**Directions:** Repeat the records exactly. Every line must match.

Saved data entries

--------

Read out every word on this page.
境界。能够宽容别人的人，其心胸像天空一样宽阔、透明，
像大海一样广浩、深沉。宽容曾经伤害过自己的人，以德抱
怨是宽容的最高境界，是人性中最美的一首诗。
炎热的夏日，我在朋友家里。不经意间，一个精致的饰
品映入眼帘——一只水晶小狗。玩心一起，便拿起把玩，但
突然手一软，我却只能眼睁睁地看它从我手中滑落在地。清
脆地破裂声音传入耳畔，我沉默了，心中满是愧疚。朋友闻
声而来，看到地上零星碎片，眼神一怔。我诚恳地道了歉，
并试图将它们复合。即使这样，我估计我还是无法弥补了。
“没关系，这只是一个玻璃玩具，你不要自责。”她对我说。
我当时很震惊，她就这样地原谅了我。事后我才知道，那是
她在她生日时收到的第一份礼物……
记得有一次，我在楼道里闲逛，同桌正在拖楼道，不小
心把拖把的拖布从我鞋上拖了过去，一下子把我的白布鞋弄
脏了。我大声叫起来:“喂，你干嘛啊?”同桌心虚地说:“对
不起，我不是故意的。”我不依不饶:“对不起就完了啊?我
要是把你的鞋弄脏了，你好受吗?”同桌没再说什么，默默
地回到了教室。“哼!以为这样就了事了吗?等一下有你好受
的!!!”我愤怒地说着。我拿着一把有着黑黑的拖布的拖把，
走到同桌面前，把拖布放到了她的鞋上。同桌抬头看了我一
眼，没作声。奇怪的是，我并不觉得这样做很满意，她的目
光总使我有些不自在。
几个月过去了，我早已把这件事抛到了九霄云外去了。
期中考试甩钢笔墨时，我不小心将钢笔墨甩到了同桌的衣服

--------

**Solution to this problem:**
Read out every word on this page.
境界。能够宽容别人的人，其心胸像天空一样宽阔、透明，
像大海一样广浩、深沉。宽容曾经伤害过自己的人，以德抱
怨是宽容的最高境界，是人性中最美的一首诗。
炎热的夏日，我在朋友家里。不经意间，一个精致的饰
品映入眼帘——一只水晶小狗。玩心一起，便拿起把玩，但
突然手一软，我却只能眼睁睁地看它从我手中滑落在地。清
脆地破裂声音传入耳畔，我沉默了，心中满是愧疚。朋友闻
声而来，看到地上零星碎片，眼神一怔。我诚恳地道了歉，
并试图将它们复合。即使这样，我估计我还是无法弥补了。
“没关系，这只是一个玻璃玩具，你不要自责。”她对我说。
我当时很震惊，她就这样地原谅了我。事后我才知道，那是
她在她生日时收到的第一份礼物……
记得有一次，我在楼道里闲逛，同桌正在拖楼道，不小
心把拖把的拖布从我鞋上拖了过去，一下子把我的白布鞋弄
脏了。我大声叫起来:“喂，你干嘛啊?”同桌心虚地说:“对
不起，我不是故意的。”我不依不饶:“对不起就完了啊?我
要是把你的鞋弄脏了，你好受吗?”同桌没再说什么，默默
地回到了教室。“哼!以为这样就了事了吗?等一下有你好受
的!!!”我愤怒地说着。我拿着一把有着黑黑的拖布的拖把，
走到同桌面前，把拖布放到了她的鞋上。同桌抬头看了我一
眼，没作声。奇怪的是，我并不觉得这样做很满意，她的目
光总使我有些不自在。
几个月过去了，我早已把这件事抛到了九霄云外去了。
期中考试甩钢笔墨时，我不小心将钢笔墨甩到了同桌的衣服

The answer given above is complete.